(Data records)
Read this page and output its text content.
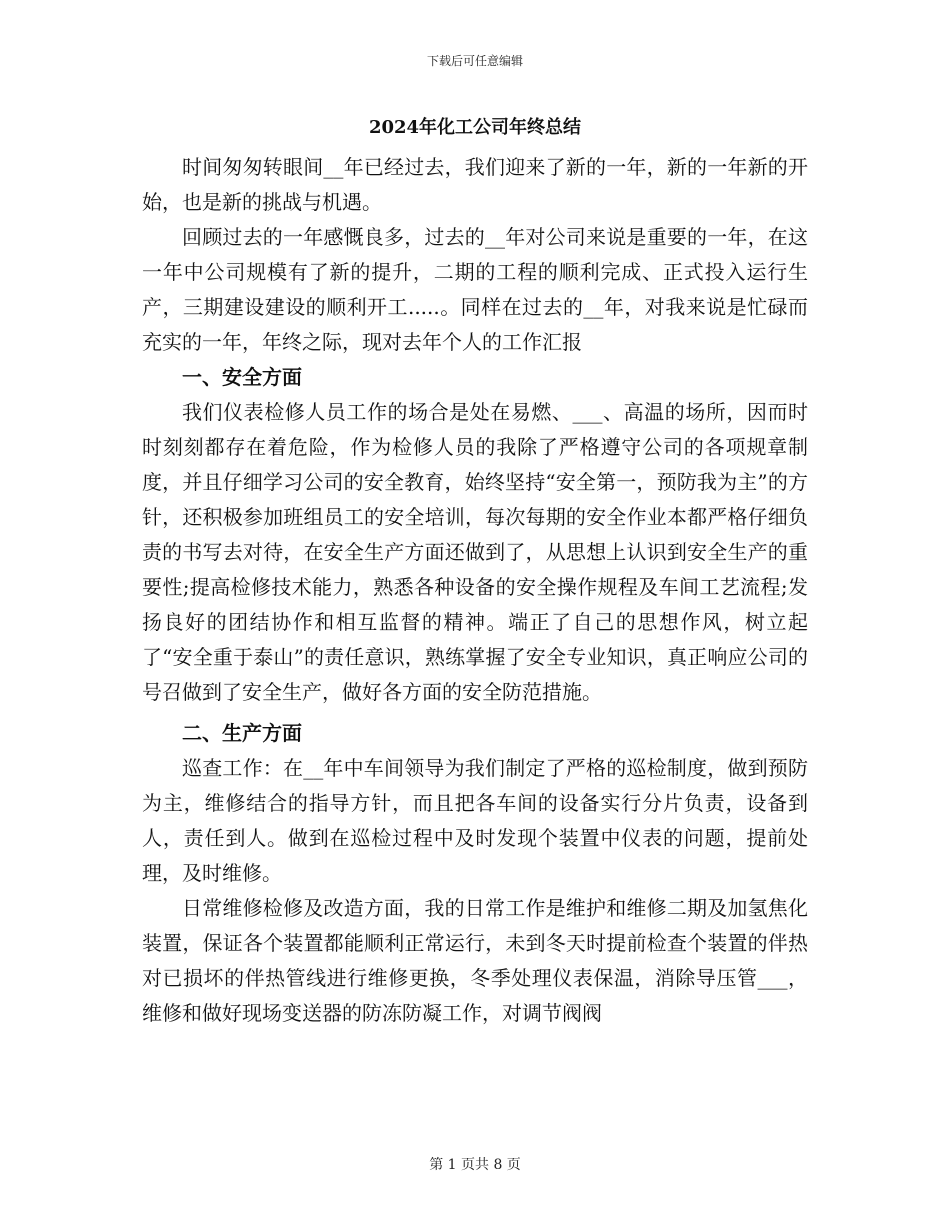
下载后可任意编辑
2024年化工公司年终总结

时间匆匆转眼间__年已经过去，我们迎来了新的一年，新的一年新的开始，也是新的挑战与机遇。

回顾过去的一年感慨良多，过去的__年对公司来说是重要的一年，在这一年中公司规模有了新的提升，二期的工程的顺利完成、正式投入运行生产，三期建设建设的顺利开工.....。同样在过去的__年，对我来说是忙碌而充实的一年，年终之际，现对去年个人的工作汇报

一、安全方面

我们仪表检修人员工作的场合是处在易燃、___、高温的场所，因而时时刻刻都存在着危险，作为检修人员的我除了严格遵守公司的各项规章制度，并且仔细学习公司的安全教育，始终坚持“安全第一，预防我为主”的方针，还积极参加班组员工的安全培训，每次每期的安全作业本都严格仔细负责的书写去对待，在安全生产方面还做到了，从思想上认识到安全生产的重要性;提高检修技术能力，熟悉各种设备的安全操作规程及车间工艺流程;发扬良好的团结协作和相互监督的精神。端正了自己的思想作风，树立起了“安全重于泰山”的责任意识，熟练掌握了安全专业知识，真正响应公司的号召做到了安全生产，做好各方面的安全防范措施。

二、生产方面

巡查工作：在__年中车间领导为我们制定了严格的巡检制度，做到预防为主，维修结合的指导方针，而且把各车间的设备实行分片负责，设备到人，责任到人。做到在巡检过程中及时发现个装置中仪表的问题，提前处理，及时维修。

日常维修检修及改造方面，我的日常工作是维护和维修二期及加氢焦化装置，保证各个装置都能顺利正常运行，未到冬天时提前检查个装置的伴热对已损坏的伴热管线进行维修更换，冬季处理仪表保温，消除导压管___，维修和做好现场变送器的防冻防凝工作，对调节阀阀

第 1 页共 8 页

== Task prompt ==
Every entry above is to be set down exactly; the pictures are to be left out.

== Exercise response ==
Read this page and output its text content.
下载后可任意编辑
2024年化工公司年终总结

时间匆匆转眼间__年已经过去，我们迎来了新的一年，新的一年新的开始，也是新的挑战与机遇。

回顾过去的一年感慨良多，过去的__年对公司来说是重要的一年，在这一年中公司规模有了新的提升，二期的工程的顺利完成、正式投入运行生产，三期建设建设的顺利开工.....。同样在过去的__年，对我来说是忙碌而充实的一年，年终之际，现对去年个人的工作汇报

一、安全方面

我们仪表检修人员工作的场合是处在易燃、___、高温的场所，因而时时刻刻都存在着危险，作为检修人员的我除了严格遵守公司的各项规章制度，并且仔细学习公司的安全教育，始终坚持“安全第一，预防我为主”的方针，还积极参加班组员工的安全培训，每次每期的安全作业本都严格仔细负责的书写去对待，在安全生产方面还做到了，从思想上认识到安全生产的重要性;提高检修技术能力，熟悉各种设备的安全操作规程及车间工艺流程;发扬良好的团结协作和相互监督的精神。端正了自己的思想作风，树立起了“安全重于泰山”的责任意识，熟练掌握了安全专业知识，真正响应公司的号召做到了安全生产，做好各方面的安全防范措施。

二、生产方面

巡查工作：在__年中车间领导为我们制定了严格的巡检制度，做到预防为主，维修结合的指导方针，而且把各车间的设备实行分片负责，设备到人，责任到人。做到在巡检过程中及时发现个装置中仪表的问题，提前处理，及时维修。

日常维修检修及改造方面，我的日常工作是维护和维修二期及加氢焦化装置，保证各个装置都能顺利正常运行，未到冬天时提前检查个装置的伴热对已损坏的伴热管线进行维修更换，冬季处理仪表保温，消除导压管___，维修和做好现场变送器的防冻防凝工作，对调节阀阀

第 1 页共 8 页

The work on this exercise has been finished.